▶ _Source passage_:
** Start **

Tankless water heater troubleshooting

Rinnai Tankless Water Heater No Hot Water

Direct answer: If a Rinnai tankless water heater gives you no hot water, the most common homeowner-side causes are a tripped power source, closed gas valve, low water flow, or a unit that has locked out and is showing an error code. First figure out whether you have no hot water anywhere or only at one fixture.

Most likely: Most often, this turns out to be a simple supply problem or a flow issue, not a failed internal part.

Start with the easy tells: does the unit power up, does it show a code, do you hear it try to fire, and is the problem at every faucet or just one? Reality check: a tankless heater will not make hot water if the flow through it never reaches the unit's minimum trigger point. Common wrong move: cranking the temperature higher when the real issue is a half-closed valve, dirty inlet screen, or weak fixture flow.

Don’t start with: Do not start by ordering a control board or opening gas components. On tankless units, that is a fast way to waste money and miss the real problem.

Only one sink or shower is cold?Check that fixture first for a clogged aerator, showerhead, or mixing valve problem before blaming the water heater.
No hot water anywhere in the house?Go straight to power, gas supply, unit display, and water flow through the heater.
Last reviewed: 2026-04-17

What no-hot-water looks like on a tankless unit

No hot water anywhere

Every hot tap runs cold, and the unit may be blank, powered on, or showing a code.

Start here: Start with the unit display, power source, gas valve position, and whether the cold-water supply to the heater is fully open.

Only one fixture has the problem

Kitchen sink, one bath sink, or one shower is cold while other fixtures still get hot water.

Start here: Start at that fixture. A clogged aerator, restricted showerhead, or bad mixing valve is more likely than a failed water heater.

** End **

[Spatial layout data]
** Start **

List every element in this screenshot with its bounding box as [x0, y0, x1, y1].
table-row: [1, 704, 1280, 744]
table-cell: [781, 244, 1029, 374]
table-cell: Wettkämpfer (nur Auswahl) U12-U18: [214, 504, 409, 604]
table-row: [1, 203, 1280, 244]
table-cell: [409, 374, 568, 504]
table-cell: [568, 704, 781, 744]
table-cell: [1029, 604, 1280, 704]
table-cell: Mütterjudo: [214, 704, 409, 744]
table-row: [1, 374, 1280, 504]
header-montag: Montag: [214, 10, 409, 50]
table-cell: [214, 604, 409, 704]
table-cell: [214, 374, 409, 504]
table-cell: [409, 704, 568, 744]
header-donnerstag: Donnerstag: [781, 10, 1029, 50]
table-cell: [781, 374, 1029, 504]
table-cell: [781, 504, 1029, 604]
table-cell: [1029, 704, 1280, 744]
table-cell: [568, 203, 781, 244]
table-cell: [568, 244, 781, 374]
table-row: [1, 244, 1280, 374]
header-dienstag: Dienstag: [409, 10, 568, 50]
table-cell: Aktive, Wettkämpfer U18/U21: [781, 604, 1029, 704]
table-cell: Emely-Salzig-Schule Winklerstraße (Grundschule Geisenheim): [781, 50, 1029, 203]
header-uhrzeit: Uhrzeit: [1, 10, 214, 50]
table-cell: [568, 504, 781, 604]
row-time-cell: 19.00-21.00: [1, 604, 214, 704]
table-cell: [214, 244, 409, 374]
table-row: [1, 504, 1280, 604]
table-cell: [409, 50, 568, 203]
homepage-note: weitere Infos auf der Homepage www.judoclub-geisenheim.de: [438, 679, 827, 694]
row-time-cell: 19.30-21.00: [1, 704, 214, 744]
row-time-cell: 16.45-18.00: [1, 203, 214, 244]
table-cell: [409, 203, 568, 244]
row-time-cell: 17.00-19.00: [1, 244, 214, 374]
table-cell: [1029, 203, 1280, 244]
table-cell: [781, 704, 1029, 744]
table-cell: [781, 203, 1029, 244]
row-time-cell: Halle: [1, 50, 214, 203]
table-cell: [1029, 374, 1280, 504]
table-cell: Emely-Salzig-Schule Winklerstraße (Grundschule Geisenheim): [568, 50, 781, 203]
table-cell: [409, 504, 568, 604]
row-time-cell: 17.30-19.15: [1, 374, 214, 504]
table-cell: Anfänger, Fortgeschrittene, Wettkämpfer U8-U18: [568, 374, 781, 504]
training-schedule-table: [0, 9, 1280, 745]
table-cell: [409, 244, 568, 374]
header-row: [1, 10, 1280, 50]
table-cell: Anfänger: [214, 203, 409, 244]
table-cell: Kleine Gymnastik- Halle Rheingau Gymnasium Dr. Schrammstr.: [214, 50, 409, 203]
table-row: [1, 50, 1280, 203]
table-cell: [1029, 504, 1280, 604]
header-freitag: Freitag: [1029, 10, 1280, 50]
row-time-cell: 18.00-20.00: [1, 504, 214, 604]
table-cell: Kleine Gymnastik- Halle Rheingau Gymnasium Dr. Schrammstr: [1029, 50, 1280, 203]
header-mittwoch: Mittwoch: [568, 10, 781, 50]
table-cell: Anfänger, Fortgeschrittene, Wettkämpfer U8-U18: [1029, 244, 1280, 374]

** End **

▶ _Work to complete_: From the tankless water heater troubleshooting text, pull out the passage that begins at the words "What no-hot-water looks" and stops after "failed water heater.", copying it word for word.

▶ _Written reply_:
What no-hot-water looks like on a tankless unit

No hot water anywhere

Every hot tap runs cold, and the unit may be blank, powered on, or showing a code.

Start here: Start with the unit display, power source, gas valve position, and whether the cold-water supply to the heater is fully open.

Only one fixture has the problem

Kitchen sink, one bath sink, or one shower is cold while other fixtures still get hot water.

Start here: Start at that fixture. A clogged aerator, restricted showerhead, or bad mixing valve is more likely than a failed water heater.